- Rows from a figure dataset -
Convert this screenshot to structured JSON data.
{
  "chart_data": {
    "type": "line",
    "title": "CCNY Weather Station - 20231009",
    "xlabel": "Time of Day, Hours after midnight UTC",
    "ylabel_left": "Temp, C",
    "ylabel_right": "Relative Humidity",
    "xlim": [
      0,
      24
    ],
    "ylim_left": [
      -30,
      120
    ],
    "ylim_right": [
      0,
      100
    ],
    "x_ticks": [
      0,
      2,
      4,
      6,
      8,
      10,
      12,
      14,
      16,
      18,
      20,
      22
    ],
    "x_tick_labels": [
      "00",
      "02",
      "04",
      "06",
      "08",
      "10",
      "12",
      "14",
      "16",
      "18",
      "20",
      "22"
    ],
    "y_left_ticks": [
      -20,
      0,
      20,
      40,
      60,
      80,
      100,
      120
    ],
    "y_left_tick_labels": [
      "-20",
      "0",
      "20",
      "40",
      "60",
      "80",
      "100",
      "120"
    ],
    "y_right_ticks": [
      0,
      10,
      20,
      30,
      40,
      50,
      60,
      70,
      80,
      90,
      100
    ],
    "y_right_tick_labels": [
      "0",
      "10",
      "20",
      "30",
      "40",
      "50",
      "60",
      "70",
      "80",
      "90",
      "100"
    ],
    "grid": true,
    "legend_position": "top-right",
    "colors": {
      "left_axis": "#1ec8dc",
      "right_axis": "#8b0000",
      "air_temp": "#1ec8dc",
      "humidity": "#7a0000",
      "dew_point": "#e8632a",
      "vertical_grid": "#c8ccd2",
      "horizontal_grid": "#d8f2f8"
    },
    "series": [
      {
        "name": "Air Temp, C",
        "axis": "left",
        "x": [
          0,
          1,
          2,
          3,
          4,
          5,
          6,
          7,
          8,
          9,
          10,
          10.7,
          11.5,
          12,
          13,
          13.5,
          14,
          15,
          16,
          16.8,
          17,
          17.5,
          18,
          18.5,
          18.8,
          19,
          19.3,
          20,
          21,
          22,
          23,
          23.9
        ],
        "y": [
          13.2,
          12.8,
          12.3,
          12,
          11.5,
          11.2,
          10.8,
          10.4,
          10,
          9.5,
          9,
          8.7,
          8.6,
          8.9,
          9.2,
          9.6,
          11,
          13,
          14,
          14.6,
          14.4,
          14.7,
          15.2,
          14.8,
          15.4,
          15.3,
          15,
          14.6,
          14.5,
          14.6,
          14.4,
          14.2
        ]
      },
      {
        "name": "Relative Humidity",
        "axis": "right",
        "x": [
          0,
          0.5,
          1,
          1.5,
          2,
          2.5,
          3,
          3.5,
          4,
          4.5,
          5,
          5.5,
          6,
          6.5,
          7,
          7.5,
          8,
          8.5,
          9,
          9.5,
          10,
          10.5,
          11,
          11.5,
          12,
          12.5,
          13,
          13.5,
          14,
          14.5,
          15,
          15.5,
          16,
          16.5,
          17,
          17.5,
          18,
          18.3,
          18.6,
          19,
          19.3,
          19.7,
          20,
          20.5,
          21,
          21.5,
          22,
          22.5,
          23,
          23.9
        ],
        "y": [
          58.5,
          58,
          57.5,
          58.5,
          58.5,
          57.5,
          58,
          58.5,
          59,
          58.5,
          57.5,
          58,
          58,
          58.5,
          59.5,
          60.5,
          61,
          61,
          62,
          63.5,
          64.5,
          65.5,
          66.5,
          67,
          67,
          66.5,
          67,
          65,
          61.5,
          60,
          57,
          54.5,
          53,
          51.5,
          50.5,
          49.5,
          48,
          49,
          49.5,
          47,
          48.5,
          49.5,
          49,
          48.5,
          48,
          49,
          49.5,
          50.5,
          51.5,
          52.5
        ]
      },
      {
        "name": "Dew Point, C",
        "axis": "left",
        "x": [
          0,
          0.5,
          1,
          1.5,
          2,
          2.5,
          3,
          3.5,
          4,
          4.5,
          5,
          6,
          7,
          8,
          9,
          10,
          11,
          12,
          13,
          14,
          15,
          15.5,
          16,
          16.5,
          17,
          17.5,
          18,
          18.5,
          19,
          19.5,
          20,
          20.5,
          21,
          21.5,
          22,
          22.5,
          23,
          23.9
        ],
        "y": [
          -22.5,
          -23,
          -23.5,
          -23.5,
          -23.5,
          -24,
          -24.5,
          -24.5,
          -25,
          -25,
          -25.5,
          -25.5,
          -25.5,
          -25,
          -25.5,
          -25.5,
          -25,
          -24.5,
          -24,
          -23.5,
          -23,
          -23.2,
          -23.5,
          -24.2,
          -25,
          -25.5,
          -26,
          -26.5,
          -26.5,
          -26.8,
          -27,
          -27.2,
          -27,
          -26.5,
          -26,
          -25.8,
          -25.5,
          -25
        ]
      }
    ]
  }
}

- Your goal -
Restate each record exactly as written.

- Result for this exercise -
Convert this screenshot to structured JSON data.
{
  "chart_data": {
    "type": "line",
    "title": "CCNY Weather Station - 20231009",
    "xlabel": "Time of Day, Hours after midnight UTC",
    "ylabel_left": "Temp, C",
    "ylabel_right": "Relative Humidity",
    "xlim": [
      0,
      24
    ],
    "ylim_left": [
      -30,
      120
    ],
    "ylim_right": [
      0,
      100
    ],
    "x_ticks": [
      0,
      2,
      4,
      6,
      8,
      10,
      12,
      14,
      16,
      18,
      20,
      22
    ],
    "x_tick_labels": [
      "00",
      "02",
      "04",
      "06",
      "08",
      "10",
      "12",
      "14",
      "16",
      "18",
      "20",
      "22"
    ],
    "y_left_ticks": [
      -20,
      0,
      20,
      40,
      60,
      80,
      100,
      120
    ],
    "y_left_tick_labels": [
      "-20",
      "0",
      "20",
      "40",
      "60",
      "80",
      "100",
      "120"
    ],
    "y_right_ticks": [
      0,
      10,
      20,
      30,
      40,
      50,
      60,
      70,
      80,
      90,
      100
    ],
    "y_right_tick_labels": [
      "0",
      "10",
      "20",
      "30",
      "40",
      "50",
      "60",
      "70",
      "80",
      "90",
      "100"
    ],
    "grid": true,
    "legend_position": "top-right",
    "colors": {
      "left_axis": "#1ec8dc",
      "right_axis": "#8b0000",
      "air_temp": "#1ec8dc",
      "humidity": "#7a0000",
      "dew_point": "#e8632a",
      "vertical_grid": "#c8ccd2",
      "horizontal_grid": "#d8f2f8"
    },
    "series": [
      {
        "name": "Air Temp, C",
        "axis": "left",
        "x": [
          0,
          1,
          2,
          3,
          4,
          5,
          6,
          7,
          8,
          9,
          10,
          10.7,
          11.5,
          12,
          13,
          13.5,
          14,
          15,
          16,
          16.8,
          17,
          17.5,
          18,
          18.5,
          18.8,
          19,
          19.3,
          20,
          21,
          22,
          23,
          23.9
        ],
        "y": [
          13.2,
          12.8,
          12.3,
          12,
          11.5,
          11.2,
          10.8,
          10.4,
          10,
          9.5,
          9,
          8.7,
          8.6,
          8.9,
          9.2,
          9.6,
          11,
          13,
          14,
          14.6,
          14.4,
          14.7,
          15.2,
          14.8,
          15.4,
          15.3,
          15,
          14.6,
          14.5,
          14.6,
          14.4,
          14.2
        ]
      },
      {
        "name": "Relative Humidity",
        "axis": "right",
        "x": [
          0,
          0.5,
          1,
          1.5,
          2,
          2.5,
          3,
          3.5,
          4,
          4.5,
          5,
          5.5,
          6,
          6.5,
          7,
          7.5,
          8,
          8.5,
          9,
          9.5,
          10,
          10.5,
          11,
          11.5,
          12,
          12.5,
          13,
          13.5,
          14,
          14.5,
          15,
          15.5,
          16,
          16.5,
          17,
          17.5,
          18,
          18.3,
          18.6,
          19,
          19.3,
          19.7,
          20,
          20.5,
          21,
          21.5,
          22,
          22.5,
          23,
          23.9
        ],
        "y": [
          58.5,
          58,
          57.5,
          58.5,
          58.5,
          57.5,
          58,
          58.5,
          59,
          58.5,
          57.5,
          58,
          58,
          58.5,
          59.5,
          60.5,
          61,
          61,
          62,
          63.5,
          64.5,
          65.5,
          66.5,
          67,
          67,
          66.5,
          67,
          65,
          61.5,
          60,
          57,
          54.5,
          53,
          51.5,
          50.5,
          49.5,
          48,
          49,
          49.5,
          47,
          48.5,
          49.5,
          49,
          48.5,
          48,
          49,
          49.5,
          50.5,
          51.5,
          52.5
        ]
      },
      {
        "name": "Dew Point, C",
        "axis": "left",
        "x": [
          0,
          0.5,
          1,
          1.5,
          2,
          2.5,
          3,
          3.5,
          4,
          4.5,
          5,
          6,
          7,
          8,
          9,
          10,
          11,
          12,
          13,
          14,
          15,
          15.5,
          16,
          16.5,
          17,
          17.5,
          18,
          18.5,
          19,
          19.5,
          20,
          20.5,
          21,
          21.5,
          22,
          22.5,
          23,
          23.9
        ],
        "y": [
          -22.5,
          -23,
          -23.5,
          -23.5,
          -23.5,
          -24,
          -24.5,
          -24.5,
          -25,
          -25,
          -25.5,
          -25.5,
          -25.5,
          -25,
          -25.5,
          -25.5,
          -25,
          -24.5,
          -24,
          -23.5,
          -23,
          -23.2,
          -23.5,
          -24.2,
          -25,
          -25.5,
          -26,
          -26.5,
          -26.5,
          -26.8,
          -27,
          -27.2,
          -27,
          -26.5,
          -26,
          -25.8,
          -25.5,
          -25
        ]
      }
    ]
  }
}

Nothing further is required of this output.